(AIM OF THE TASK) All the entries need to be quoted exactly, apart from the pictures, which you should drop.
— Begin DATA RECORDS —
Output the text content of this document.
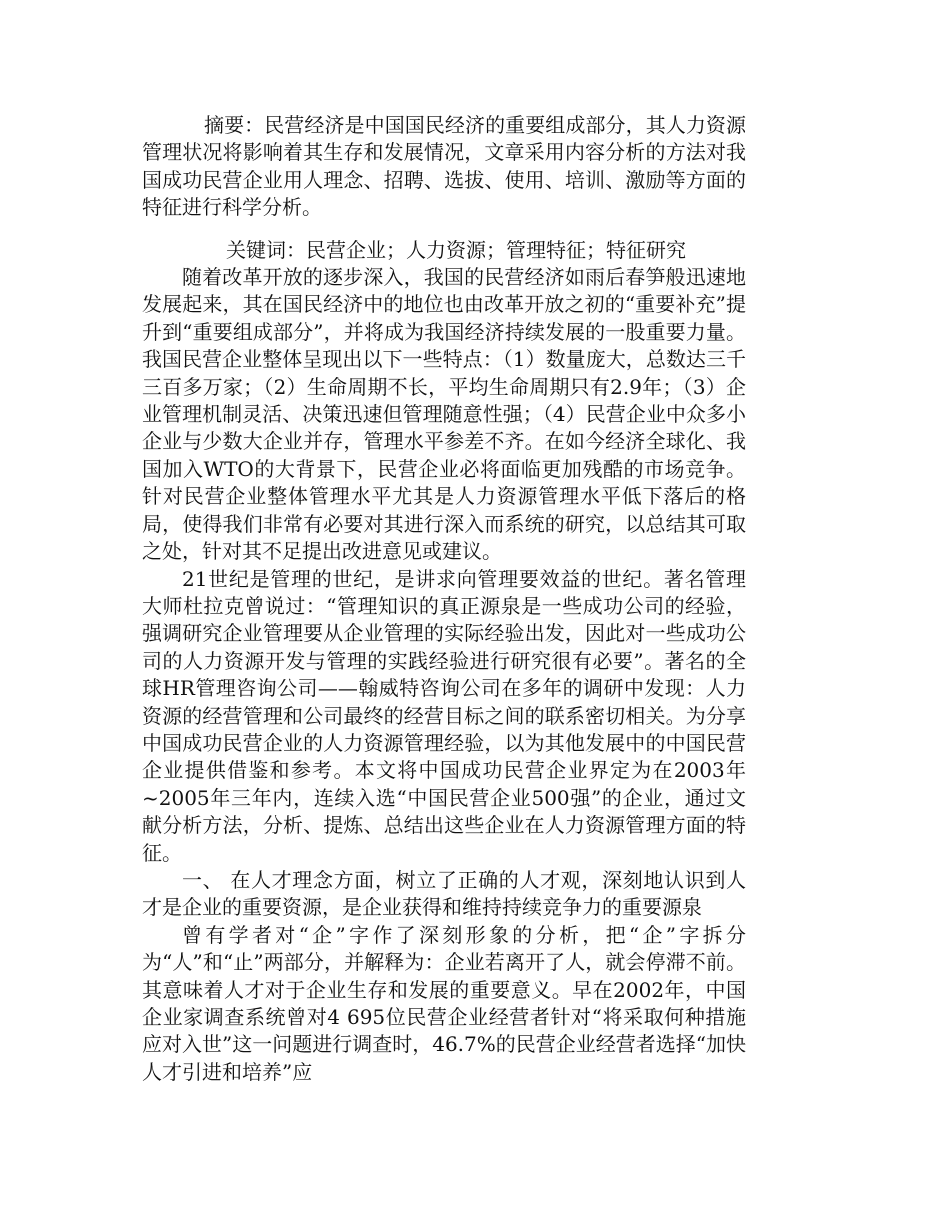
摘要：民营经济是中国国民经济的重要组成部分，其人力资源管理状况将影响着其生存和发展情况，文章采用内容分析的方法对我国成功民营企业用人理念、招聘、选拔、使用、培训、激励等方面的特征进行科学分析。

关键词：民营企业；人力资源；管理特征；特征研究

随着改革开放的逐步深入，我国的民营经济如雨后春笋般迅速地发展起来，其在国民经济中的地位也由改革开放之初的“重要补充”提升到“重要组成部分”，并将成为我国经济持续发展的一股重要力量。我国民营企业整体呈现出以下一些特点：（1）数量庞大，总数达三千三百多万家；（2）生命周期不长，平均生命周期只有2.9年；（3）企业管理机制灵活、决策迅速但管理随意性强；（4）民营企业中众多小企业与少数大企业并存，管理水平参差不齐。在如今经济全球化、我国加入WTO的大背景下，民营企业必将面临更加残酷的市场竞争。针对民营企业整体管理水平尤其是人力资源管理水平低下落后的格局，使得我们非常有必要对其进行深入而系统的研究，以总结其可取之处，针对其不足提出改进意见或建议。

21世纪是管理的世纪，是讲求向管理要效益的世纪。著名管理大师杜拉克曾说过：“管理知识的真正源泉是一些成功公司的经验，强调研究企业管理要从企业管理的实际经验出发，因此对一些成功公司的人力资源开发与管理的实践经验进行研究很有必要”。著名的全球HR管理咨询公司——翰威特咨询公司在多年的调研中发现：人力资源的经营管理和公司最终的经营目标之间的联系密切相关。为分享中国成功民营企业的人力资源管理经验，以为其他发展中的中国民营企业提供借鉴和参考。本文将中国成功民营企业界定为在2003年~2005年三年内，连续入选“中国民营企业500强”的企业，通过文献分析方法，分析、提炼、总结出这些企业在人力资源管理方面的特征。

一、 在人才理念方面，树立了正确的人才观，深刻地认识到人才是企业的重要资源，是企业获得和维持持续竞争力的重要源泉

曾有学者对“企”字作了深刻形象的分析，把“企”字拆分为“人”和“止”两部分，并解释为：企业若离开了人，就会停滞不前。其意味着人才对于企业生存和发展的重要意义。早在2002年，中国企业家调查系统曾对4 695位民营企业经营者针对“将采取何种措施应对入世”这一问题进行调查时，46.7%的民营企业经营者选择“加快人才引进和培养”应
— End DATA RECORDS —
(WRITTEN ANSWER)
Output the text content of this document.
摘要：民营经济是中国国民经济的重要组成部分，其人力资源管理状况将影响着其生存和发展情况，文章采用内容分析的方法对我国成功民营企业用人理念、招聘、选拔、使用、培训、激励等方面的特征进行科学分析。

关键词：民营企业；人力资源；管理特征；特征研究

随着改革开放的逐步深入，我国的民营经济如雨后春笋般迅速地发展起来，其在国民经济中的地位也由改革开放之初的“重要补充”提升到“重要组成部分”，并将成为我国经济持续发展的一股重要力量。我国民营企业整体呈现出以下一些特点：（1）数量庞大，总数达三千三百多万家；（2）生命周期不长，平均生命周期只有2.9年；（3）企业管理机制灵活、决策迅速但管理随意性强；（4）民营企业中众多小企业与少数大企业并存，管理水平参差不齐。在如今经济全球化、我国加入WTO的大背景下，民营企业必将面临更加残酷的市场竞争。针对民营企业整体管理水平尤其是人力资源管理水平低下落后的格局，使得我们非常有必要对其进行深入而系统的研究，以总结其可取之处，针对其不足提出改进意见或建议。

21世纪是管理的世纪，是讲求向管理要效益的世纪。著名管理大师杜拉克曾说过：“管理知识的真正源泉是一些成功公司的经验，强调研究企业管理要从企业管理的实际经验出发，因此对一些成功公司的人力资源开发与管理的实践经验进行研究很有必要”。著名的全球HR管理咨询公司——翰威特咨询公司在多年的调研中发现：人力资源的经营管理和公司最终的经营目标之间的联系密切相关。为分享中国成功民营企业的人力资源管理经验，以为其他发展中的中国民营企业提供借鉴和参考。本文将中国成功民营企业界定为在2003年~2005年三年内，连续入选“中国民营企业500强”的企业，通过文献分析方法，分析、提炼、总结出这些企业在人力资源管理方面的特征。

一、 在人才理念方面，树立了正确的人才观，深刻地认识到人才是企业的重要资源，是企业获得和维持持续竞争力的重要源泉

曾有学者对“企”字作了深刻形象的分析，把“企”字拆分为“人”和“止”两部分，并解释为：企业若离开了人，就会停滞不前。其意味着人才对于企业生存和发展的重要意义。早在2002年，中国企业家调查系统曾对4 695位民营企业经营者针对“将采取何种措施应对入世”这一问题进行调查时，46.7%的民营企业经营者选择“加快人才引进和培养”应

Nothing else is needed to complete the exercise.